### ENTRIES PROVIDED
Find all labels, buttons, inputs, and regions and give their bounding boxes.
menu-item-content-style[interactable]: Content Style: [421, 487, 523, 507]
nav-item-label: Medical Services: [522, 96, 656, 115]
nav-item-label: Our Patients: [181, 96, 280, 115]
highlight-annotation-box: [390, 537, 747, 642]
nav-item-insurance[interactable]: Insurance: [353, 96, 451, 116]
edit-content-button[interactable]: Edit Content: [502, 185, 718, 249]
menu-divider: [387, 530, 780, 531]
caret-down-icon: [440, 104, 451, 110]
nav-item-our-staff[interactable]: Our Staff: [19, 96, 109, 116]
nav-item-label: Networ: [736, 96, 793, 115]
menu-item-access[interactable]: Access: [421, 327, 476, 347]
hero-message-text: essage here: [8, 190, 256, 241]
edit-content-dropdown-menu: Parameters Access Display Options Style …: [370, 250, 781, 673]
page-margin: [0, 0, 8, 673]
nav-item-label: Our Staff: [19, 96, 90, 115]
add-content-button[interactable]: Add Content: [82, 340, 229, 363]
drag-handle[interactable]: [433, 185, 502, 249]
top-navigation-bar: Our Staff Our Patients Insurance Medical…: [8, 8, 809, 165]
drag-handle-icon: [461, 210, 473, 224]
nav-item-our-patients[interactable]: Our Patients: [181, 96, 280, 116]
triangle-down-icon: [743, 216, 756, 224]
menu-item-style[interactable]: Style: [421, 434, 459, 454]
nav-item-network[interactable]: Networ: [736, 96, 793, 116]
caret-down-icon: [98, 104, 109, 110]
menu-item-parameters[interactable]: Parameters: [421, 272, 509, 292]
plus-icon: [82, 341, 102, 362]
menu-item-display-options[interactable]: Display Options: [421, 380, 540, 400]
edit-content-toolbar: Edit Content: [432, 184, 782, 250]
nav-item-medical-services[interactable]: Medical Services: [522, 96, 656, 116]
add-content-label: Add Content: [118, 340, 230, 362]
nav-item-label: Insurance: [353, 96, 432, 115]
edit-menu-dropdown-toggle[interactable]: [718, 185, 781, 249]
--
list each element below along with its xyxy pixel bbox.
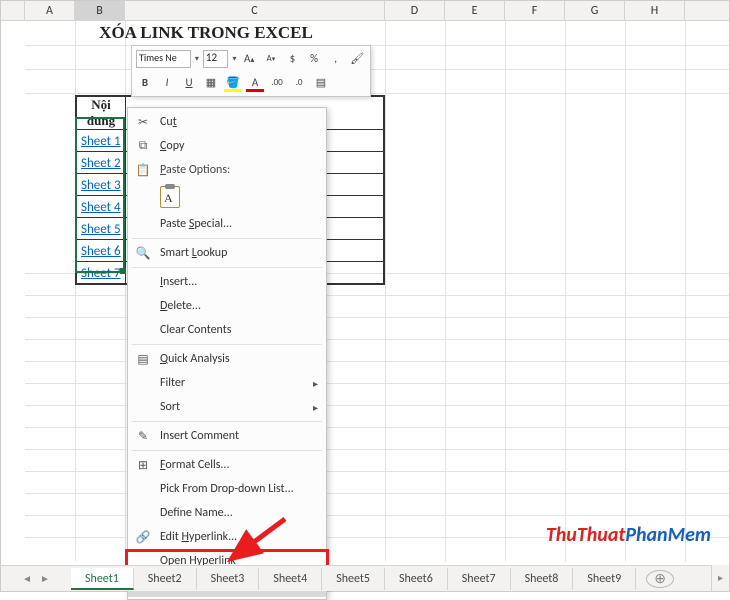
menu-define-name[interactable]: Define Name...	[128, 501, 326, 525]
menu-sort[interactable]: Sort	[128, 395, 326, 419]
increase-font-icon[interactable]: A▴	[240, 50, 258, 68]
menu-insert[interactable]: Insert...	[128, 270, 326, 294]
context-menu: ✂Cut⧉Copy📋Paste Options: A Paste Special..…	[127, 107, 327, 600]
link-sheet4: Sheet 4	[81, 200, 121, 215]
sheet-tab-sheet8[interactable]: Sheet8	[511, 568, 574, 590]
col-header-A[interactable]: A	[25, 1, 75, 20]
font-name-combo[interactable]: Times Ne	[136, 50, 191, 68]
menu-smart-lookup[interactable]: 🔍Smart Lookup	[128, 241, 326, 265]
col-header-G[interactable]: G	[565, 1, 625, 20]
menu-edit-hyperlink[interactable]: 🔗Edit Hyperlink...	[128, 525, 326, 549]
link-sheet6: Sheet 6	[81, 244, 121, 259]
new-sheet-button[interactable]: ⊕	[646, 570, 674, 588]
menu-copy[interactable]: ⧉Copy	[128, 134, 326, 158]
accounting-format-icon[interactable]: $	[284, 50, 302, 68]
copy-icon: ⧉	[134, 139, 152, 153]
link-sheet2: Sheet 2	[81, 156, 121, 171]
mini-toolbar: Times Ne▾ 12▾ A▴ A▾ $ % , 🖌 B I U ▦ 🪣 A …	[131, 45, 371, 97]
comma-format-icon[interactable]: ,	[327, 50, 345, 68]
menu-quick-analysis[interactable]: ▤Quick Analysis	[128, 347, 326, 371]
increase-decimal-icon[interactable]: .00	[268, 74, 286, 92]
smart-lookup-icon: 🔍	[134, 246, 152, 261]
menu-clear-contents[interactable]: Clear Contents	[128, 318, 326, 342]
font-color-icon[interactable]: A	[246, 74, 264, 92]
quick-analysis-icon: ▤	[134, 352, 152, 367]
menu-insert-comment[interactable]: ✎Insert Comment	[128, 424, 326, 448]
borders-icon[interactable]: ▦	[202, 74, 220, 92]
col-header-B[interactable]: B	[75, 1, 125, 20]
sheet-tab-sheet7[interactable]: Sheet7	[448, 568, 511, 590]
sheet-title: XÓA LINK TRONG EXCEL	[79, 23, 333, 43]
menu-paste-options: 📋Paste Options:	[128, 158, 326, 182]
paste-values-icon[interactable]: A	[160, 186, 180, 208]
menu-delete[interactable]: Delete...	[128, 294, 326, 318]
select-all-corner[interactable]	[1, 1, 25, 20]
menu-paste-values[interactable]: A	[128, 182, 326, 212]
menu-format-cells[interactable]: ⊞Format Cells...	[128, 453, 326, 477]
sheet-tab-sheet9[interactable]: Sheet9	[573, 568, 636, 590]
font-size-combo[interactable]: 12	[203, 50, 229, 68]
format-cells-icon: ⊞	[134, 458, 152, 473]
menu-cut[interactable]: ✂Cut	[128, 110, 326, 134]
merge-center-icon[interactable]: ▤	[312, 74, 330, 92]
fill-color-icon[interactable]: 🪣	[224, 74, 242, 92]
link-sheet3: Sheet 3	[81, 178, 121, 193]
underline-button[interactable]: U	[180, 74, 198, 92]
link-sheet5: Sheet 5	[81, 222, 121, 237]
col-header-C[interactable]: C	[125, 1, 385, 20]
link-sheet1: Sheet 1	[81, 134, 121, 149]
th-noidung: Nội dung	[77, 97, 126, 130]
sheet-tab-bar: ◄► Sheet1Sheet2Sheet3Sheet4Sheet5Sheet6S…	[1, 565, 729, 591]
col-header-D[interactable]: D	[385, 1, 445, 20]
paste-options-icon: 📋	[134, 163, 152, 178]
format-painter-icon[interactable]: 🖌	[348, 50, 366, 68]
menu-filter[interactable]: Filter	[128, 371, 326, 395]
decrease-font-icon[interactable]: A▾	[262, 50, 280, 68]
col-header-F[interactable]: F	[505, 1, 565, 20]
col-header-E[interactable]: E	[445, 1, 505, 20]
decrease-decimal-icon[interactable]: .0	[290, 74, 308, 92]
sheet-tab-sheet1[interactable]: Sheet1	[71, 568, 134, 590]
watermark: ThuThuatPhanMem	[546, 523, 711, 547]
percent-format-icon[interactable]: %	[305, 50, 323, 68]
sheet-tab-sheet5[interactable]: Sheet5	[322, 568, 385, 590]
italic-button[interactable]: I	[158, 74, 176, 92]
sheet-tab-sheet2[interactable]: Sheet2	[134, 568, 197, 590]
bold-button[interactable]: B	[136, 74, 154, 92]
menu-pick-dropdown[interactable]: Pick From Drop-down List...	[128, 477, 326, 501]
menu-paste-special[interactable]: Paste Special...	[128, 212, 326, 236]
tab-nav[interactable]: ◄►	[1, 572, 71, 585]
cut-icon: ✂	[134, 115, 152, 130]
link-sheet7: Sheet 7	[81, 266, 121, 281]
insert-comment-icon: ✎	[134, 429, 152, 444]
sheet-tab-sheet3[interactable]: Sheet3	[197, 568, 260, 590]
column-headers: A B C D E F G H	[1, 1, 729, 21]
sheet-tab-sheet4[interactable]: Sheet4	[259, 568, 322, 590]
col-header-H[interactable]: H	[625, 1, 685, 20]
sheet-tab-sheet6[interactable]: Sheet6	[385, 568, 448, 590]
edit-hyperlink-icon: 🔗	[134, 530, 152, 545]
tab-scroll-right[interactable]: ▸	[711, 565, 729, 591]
...
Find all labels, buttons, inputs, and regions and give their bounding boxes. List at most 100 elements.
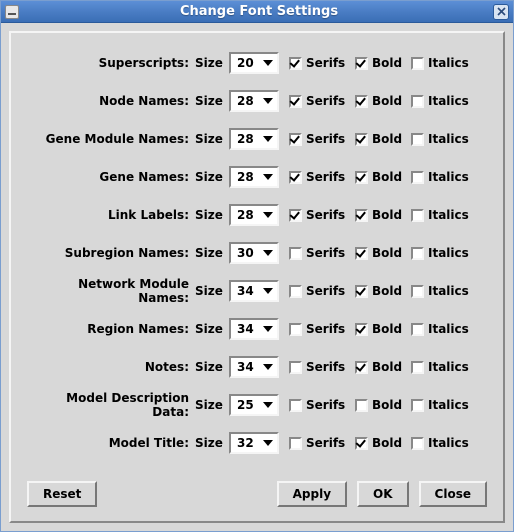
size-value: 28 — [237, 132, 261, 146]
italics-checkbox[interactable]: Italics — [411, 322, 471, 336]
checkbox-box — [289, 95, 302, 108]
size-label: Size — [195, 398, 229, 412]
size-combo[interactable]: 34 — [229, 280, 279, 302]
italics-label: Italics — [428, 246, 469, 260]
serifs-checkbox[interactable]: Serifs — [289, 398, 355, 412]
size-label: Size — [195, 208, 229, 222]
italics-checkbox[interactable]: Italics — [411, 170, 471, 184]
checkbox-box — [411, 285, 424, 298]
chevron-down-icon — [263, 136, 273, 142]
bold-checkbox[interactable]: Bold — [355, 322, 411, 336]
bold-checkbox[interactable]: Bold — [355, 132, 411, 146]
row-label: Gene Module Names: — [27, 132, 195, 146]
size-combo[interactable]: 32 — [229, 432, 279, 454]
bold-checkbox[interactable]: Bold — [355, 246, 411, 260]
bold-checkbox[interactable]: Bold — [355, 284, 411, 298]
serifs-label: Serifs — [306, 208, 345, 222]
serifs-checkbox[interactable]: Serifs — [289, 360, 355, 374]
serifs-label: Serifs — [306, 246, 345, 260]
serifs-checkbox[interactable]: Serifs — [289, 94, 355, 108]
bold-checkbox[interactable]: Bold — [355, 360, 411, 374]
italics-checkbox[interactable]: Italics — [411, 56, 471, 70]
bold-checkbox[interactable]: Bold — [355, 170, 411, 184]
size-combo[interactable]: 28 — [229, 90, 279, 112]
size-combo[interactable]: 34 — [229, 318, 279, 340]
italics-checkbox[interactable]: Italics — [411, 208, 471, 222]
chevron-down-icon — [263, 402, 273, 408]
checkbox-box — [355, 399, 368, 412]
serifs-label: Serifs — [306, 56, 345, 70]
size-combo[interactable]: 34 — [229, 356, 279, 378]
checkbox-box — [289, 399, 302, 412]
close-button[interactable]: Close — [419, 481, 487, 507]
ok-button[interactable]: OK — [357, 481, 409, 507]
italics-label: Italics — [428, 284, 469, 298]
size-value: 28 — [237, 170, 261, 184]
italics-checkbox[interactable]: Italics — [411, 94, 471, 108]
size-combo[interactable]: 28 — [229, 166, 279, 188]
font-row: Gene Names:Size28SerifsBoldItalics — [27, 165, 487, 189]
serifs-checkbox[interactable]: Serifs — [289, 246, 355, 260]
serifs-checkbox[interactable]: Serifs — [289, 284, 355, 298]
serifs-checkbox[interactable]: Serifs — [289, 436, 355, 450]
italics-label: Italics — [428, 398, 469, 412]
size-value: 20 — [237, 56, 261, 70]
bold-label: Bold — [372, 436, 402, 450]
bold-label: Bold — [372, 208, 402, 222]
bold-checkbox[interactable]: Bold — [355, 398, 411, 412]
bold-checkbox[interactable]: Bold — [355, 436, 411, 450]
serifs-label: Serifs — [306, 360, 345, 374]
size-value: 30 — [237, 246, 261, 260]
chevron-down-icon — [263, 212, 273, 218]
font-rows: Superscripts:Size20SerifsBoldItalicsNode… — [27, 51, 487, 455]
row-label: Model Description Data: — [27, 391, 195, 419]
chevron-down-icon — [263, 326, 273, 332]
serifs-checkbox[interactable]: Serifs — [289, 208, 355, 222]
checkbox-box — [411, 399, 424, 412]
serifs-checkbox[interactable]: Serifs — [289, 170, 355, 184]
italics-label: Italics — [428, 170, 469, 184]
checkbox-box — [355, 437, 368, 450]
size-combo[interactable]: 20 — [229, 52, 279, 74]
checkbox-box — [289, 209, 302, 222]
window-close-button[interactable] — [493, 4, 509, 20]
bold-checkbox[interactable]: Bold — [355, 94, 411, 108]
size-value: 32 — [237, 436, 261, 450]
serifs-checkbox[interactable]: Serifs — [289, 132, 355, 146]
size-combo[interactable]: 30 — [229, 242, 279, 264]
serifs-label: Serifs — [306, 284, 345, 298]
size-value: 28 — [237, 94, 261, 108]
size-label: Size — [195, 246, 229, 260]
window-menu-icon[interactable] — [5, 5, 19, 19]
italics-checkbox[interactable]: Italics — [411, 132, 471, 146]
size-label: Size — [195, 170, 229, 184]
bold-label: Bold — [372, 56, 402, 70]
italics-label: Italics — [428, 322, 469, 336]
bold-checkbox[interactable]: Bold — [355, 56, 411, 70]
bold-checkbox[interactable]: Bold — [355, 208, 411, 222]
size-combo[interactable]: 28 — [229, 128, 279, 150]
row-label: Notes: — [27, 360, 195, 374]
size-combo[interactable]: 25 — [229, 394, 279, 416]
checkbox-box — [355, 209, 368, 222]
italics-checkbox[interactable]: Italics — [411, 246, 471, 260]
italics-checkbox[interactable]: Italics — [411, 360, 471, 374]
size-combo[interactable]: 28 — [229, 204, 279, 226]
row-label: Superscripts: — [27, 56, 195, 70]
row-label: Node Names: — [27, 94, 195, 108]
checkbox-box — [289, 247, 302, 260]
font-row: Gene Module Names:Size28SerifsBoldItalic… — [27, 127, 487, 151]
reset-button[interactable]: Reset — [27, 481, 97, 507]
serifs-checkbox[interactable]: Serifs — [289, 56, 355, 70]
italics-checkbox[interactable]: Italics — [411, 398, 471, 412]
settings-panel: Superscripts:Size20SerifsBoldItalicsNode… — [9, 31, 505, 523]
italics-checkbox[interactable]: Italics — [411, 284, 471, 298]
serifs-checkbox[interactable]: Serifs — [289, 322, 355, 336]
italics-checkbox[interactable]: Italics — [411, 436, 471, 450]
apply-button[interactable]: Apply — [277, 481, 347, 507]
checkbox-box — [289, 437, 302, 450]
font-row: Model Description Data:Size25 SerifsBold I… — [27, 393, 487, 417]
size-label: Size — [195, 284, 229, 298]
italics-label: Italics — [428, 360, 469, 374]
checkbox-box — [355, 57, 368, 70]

### TASK DIRECTIONS
Go line by line through the data, copying each one that contains the word "Special".

### SOLUTION TO THIS PROBLEM
context-menu: ✂Cut⧉Copy📋Paste Options: A Paste Special..…	[127, 107, 327, 600]
menu-paste-special[interactable]: Paste Special...	[128, 212, 326, 236]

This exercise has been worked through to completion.